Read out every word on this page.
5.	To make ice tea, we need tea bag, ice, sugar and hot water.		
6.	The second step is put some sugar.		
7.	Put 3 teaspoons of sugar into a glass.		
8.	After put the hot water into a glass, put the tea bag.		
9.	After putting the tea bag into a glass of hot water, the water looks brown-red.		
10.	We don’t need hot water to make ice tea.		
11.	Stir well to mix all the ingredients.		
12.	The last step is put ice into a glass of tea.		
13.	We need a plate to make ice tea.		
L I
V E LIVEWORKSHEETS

== PROBLEM STATEMENT ==
Extract each entry in full, exactly as given.

== RESPONSE FOR THIS EXERCISE ==
Read out every word on this page.
5.	To make ice tea, we need tea bag, ice, sugar and hot water.		
6.	The second step is put some sugar.		
7.	Put 3 teaspoons of sugar into a glass.		
8.	After put the hot water into a glass, put the tea bag.		
9.	After putting the tea bag into a glass of hot water, the water looks brown-red.		
10.	We don’t need hot water to make ice tea.		
11.	Stir well to mix all the ingredients.		
12.	The last step is put ice into a glass of tea.		
13.	We need a plate to make ice tea.		
L I
V E LIVEWORKSHEETS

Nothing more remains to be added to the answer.